• _What you need to do_: The listing must be reproduced in full, exactly as it stands.

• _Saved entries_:
** Start **

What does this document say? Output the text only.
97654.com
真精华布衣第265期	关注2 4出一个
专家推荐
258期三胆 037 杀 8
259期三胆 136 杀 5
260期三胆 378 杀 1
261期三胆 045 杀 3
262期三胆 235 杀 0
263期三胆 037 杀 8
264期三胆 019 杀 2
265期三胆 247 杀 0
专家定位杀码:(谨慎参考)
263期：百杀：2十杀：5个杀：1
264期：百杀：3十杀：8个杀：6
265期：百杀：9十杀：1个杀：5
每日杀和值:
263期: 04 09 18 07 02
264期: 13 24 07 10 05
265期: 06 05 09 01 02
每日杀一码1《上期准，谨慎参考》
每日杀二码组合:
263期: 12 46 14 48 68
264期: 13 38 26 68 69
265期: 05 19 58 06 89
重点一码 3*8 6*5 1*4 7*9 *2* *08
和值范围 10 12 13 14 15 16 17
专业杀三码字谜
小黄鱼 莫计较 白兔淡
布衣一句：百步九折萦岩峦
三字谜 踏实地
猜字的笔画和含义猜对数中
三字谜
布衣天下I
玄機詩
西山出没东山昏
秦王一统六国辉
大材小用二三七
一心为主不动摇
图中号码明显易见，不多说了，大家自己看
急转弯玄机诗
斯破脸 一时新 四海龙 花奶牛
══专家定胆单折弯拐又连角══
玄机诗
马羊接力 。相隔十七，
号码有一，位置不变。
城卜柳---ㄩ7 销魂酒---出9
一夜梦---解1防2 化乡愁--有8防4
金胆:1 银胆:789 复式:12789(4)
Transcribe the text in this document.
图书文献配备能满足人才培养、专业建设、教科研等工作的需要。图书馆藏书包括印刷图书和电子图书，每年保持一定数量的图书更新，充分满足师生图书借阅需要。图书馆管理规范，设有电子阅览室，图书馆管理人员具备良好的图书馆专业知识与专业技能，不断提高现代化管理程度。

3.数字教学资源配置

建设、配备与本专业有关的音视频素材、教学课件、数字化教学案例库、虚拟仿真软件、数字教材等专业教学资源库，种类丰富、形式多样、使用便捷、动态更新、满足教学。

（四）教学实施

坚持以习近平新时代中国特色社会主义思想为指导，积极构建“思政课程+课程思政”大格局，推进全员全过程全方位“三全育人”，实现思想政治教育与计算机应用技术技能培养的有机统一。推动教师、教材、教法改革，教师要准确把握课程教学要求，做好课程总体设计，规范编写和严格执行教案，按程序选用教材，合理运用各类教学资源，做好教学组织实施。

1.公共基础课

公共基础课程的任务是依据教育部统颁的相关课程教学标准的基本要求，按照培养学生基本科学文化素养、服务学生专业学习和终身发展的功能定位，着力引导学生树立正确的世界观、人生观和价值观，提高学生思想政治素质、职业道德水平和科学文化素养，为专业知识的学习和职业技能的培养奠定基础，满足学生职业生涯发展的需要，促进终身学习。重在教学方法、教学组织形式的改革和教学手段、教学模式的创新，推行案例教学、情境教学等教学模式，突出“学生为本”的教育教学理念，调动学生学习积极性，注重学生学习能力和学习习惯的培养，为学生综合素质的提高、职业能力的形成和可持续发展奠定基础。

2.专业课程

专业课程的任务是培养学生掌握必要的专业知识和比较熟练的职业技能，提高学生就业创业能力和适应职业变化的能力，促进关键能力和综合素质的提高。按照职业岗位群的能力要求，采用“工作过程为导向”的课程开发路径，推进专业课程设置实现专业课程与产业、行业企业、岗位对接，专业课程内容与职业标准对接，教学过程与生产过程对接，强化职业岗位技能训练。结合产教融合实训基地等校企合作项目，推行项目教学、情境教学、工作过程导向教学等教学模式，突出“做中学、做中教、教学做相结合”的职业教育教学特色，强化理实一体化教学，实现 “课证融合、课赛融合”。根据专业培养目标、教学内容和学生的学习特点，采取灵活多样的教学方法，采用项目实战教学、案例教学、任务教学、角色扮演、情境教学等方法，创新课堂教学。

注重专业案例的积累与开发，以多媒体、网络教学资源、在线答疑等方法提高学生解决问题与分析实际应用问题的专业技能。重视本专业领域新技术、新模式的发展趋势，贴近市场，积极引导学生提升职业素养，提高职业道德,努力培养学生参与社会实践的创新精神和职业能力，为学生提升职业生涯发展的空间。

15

** End **

• _Answer in full_:
What does this document say? Output the text only.
97654.com
真精华布衣第265期	关注2 4出一个
专家推荐
258期三胆 037 杀 8
259期三胆 136 杀 5
260期三胆 378 杀 1
261期三胆 045 杀 3
262期三胆 235 杀 0
263期三胆 037 杀 8
264期三胆 019 杀 2
265期三胆 247 杀 0
专家定位杀码:(谨慎参考)
263期：百杀：2十杀：5个杀：1
264期：百杀：3十杀：8个杀：6
265期：百杀：9十杀：1个杀：5
每日杀和值:
263期: 04 09 18 07 02
264期: 13 24 07 10 05
265期: 06 05 09 01 02
每日杀一码1《上期准，谨慎参考》
每日杀二码组合:
263期: 12 46 14 48 68
264期: 13 38 26 68 69
265期: 05 19 58 06 89
重点一码 3*8 6*5 1*4 7*9 *2* *08
和值范围 10 12 13 14 15 16 17
专业杀三码字谜
小黄鱼 莫计较 白兔淡
布衣一句：百步九折萦岩峦
三字谜 踏实地
猜字的笔画和含义猜对数中
三字谜
布衣天下I
玄機詩
西山出没东山昏
秦王一统六国辉
大材小用二三七
一心为主不动摇
图中号码明显易见，不多说了，大家自己看
急转弯玄机诗
斯破脸 一时新 四海龙 花奶牛
══专家定胆单折弯拐又连角══
玄机诗
马羊接力 。相隔十七，
号码有一，位置不变。
城卜柳---ㄩ7 销魂酒---出9
一夜梦---解1防2 化乡愁--有8防4
金胆:1 银胆:789 复式:12789(4)
Transcribe the text in this document.
图书文献配备能满足人才培养、专业建设、教科研等工作的需要。图书馆藏书包括印刷图书和电子图书，每年保持一定数量的图书更新，充分满足师生图书借阅需要。图书馆管理规范，设有电子阅览室，图书馆管理人员具备良好的图书馆专业知识与专业技能，不断提高现代化管理程度。

3.数字教学资源配置

建设、配备与本专业有关的音视频素材、教学课件、数字化教学案例库、虚拟仿真软件、数字教材等专业教学资源库，种类丰富、形式多样、使用便捷、动态更新、满足教学。

（四）教学实施

坚持以习近平新时代中国特色社会主义思想为指导，积极构建“思政课程+课程思政”大格局，推进全员全过程全方位“三全育人”，实现思想政治教育与计算机应用技术技能培养的有机统一。推动教师、教材、教法改革，教师要准确把握课程教学要求，做好课程总体设计，规范编写和严格执行教案，按程序选用教材，合理运用各类教学资源，做好教学组织实施。

1.公共基础课

公共基础课程的任务是依据教育部统颁的相关课程教学标准的基本要求，按照培养学生基本科学文化素养、服务学生专业学习和终身发展的功能定位，着力引导学生树立正确的世界观、人生观和价值观，提高学生思想政治素质、职业道德水平和科学文化素养，为专业知识的学习和职业技能的培养奠定基础，满足学生职业生涯发展的需要，促进终身学习。重在教学方法、教学组织形式的改革和教学手段、教学模式的创新，推行案例教学、情境教学等教学模式，突出“学生为本”的教育教学理念，调动学生学习积极性，注重学生学习能力和学习习惯的培养，为学生综合素质的提高、职业能力的形成和可持续发展奠定基础。

2.专业课程

专业课程的任务是培养学生掌握必要的专业知识和比较熟练的职业技能，提高学生就业创业能力和适应职业变化的能力，促进关键能力和综合素质的提高。按照职业岗位群的能力要求，采用“工作过程为导向”的课程开发路径，推进专业课程设置实现专业课程与产业、行业企业、岗位对接，专业课程内容与职业标准对接，教学过程与生产过程对接，强化职业岗位技能训练。结合产教融合实训基地等校企合作项目，推行项目教学、情境教学、工作过程导向教学等教学模式，突出“做中学、做中教、教学做相结合”的职业教育教学特色，强化理实一体化教学，实现 “课证融合、课赛融合”。根据专业培养目标、教学内容和学生的学习特点，采取灵活多样的教学方法，采用项目实战教学、案例教学、任务教学、角色扮演、情境教学等方法，创新课堂教学。

注重专业案例的积累与开发，以多媒体、网络教学资源、在线答疑等方法提高学生解决问题与分析实际应用问题的专业技能。重视本专业领域新技术、新模式的发展趋势，贴近市场，积极引导学生提升职业素养，提高职业道德,努力培养学生参与社会实践的创新精神和职业能力，为学生提升职业生涯发展的空间。

15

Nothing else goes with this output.